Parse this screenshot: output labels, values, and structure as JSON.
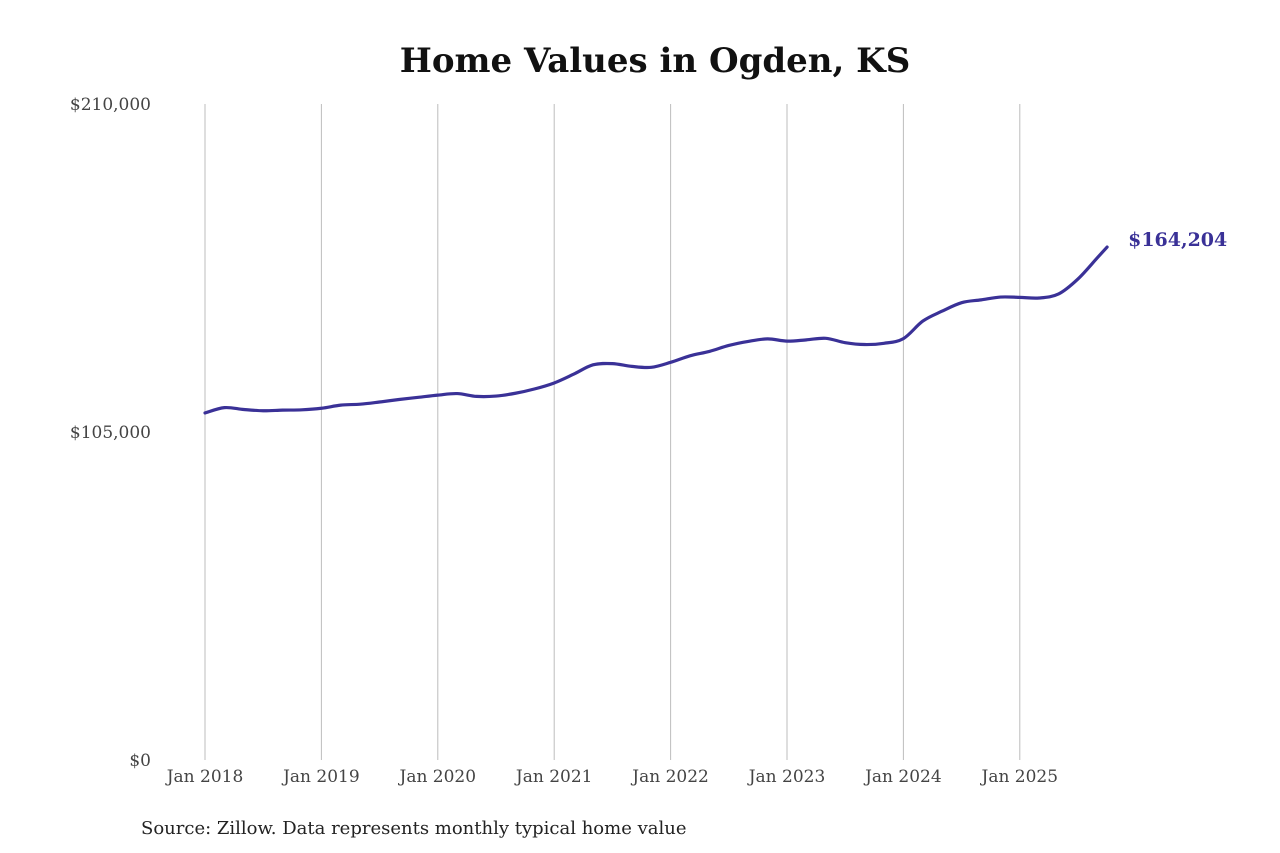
{
  "chart_data": {
    "type": "line",
    "title": "Home Values in Ogden, KS",
    "source": "Source: Zillow. Data represents monthly typical home value",
    "ylim": [
      0,
      210000
    ],
    "y_ticks": [
      {
        "value": 0,
        "label": "$0"
      },
      {
        "value": 105000,
        "label": "$105,000"
      },
      {
        "value": 210000,
        "label": "$210,000"
      }
    ],
    "x_ticks": [
      {
        "date": "2018-01",
        "label": "Jan 2018"
      },
      {
        "date": "2019-01",
        "label": "Jan 2019"
      },
      {
        "date": "2020-01",
        "label": "Jan 2020"
      },
      {
        "date": "2021-01",
        "label": "Jan 2021"
      },
      {
        "date": "2022-01",
        "label": "Jan 2022"
      },
      {
        "date": "2023-01",
        "label": "Jan 2023"
      },
      {
        "date": "2024-01",
        "label": "Jan 2024"
      },
      {
        "date": "2025-01",
        "label": "Jan 2025"
      }
    ],
    "xlim": [
      "2018-01",
      "2025-10"
    ],
    "grid": "vertical",
    "line_color": "#3a3197",
    "end_label": "$164,204",
    "series": [
      {
        "color": "#3a3197",
        "points": [
          [
            "2018-01",
            111100
          ],
          [
            "2018-03",
            112800
          ],
          [
            "2018-05",
            112200
          ],
          [
            "2018-07",
            111800
          ],
          [
            "2018-09",
            112000
          ],
          [
            "2018-11",
            112100
          ],
          [
            "2019-01",
            112600
          ],
          [
            "2019-03",
            113600
          ],
          [
            "2019-05",
            113900
          ],
          [
            "2019-07",
            114600
          ],
          [
            "2019-09",
            115400
          ],
          [
            "2019-11",
            116100
          ],
          [
            "2020-01",
            116800
          ],
          [
            "2020-03",
            117300
          ],
          [
            "2020-05",
            116400
          ],
          [
            "2020-07",
            116500
          ],
          [
            "2020-09",
            117400
          ],
          [
            "2020-11",
            118800
          ],
          [
            "2021-01",
            120700
          ],
          [
            "2021-03",
            123500
          ],
          [
            "2021-05",
            126500
          ],
          [
            "2021-07",
            126900
          ],
          [
            "2021-09",
            126000
          ],
          [
            "2021-11",
            125700
          ],
          [
            "2022-01",
            127300
          ],
          [
            "2022-03",
            129400
          ],
          [
            "2022-05",
            130800
          ],
          [
            "2022-07",
            132700
          ],
          [
            "2022-09",
            134000
          ],
          [
            "2022-11",
            134800
          ],
          [
            "2023-01",
            134100
          ],
          [
            "2023-03",
            134500
          ],
          [
            "2023-05",
            135000
          ],
          [
            "2023-07",
            133600
          ],
          [
            "2023-09",
            133000
          ],
          [
            "2023-11",
            133400
          ],
          [
            "2024-01",
            134900
          ],
          [
            "2024-03",
            140500
          ],
          [
            "2024-05",
            143700
          ],
          [
            "2024-07",
            146400
          ],
          [
            "2024-09",
            147300
          ],
          [
            "2024-11",
            148200
          ],
          [
            "2025-01",
            148100
          ],
          [
            "2025-03",
            147900
          ],
          [
            "2025-05",
            149200
          ],
          [
            "2025-07",
            154000
          ],
          [
            "2025-09",
            160800
          ],
          [
            "2025-10",
            164204
          ]
        ]
      }
    ]
  }
}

......

_Set problem:_ Give the count of lines holding the word "date", with no other words.

_Response to the exercise:_ 8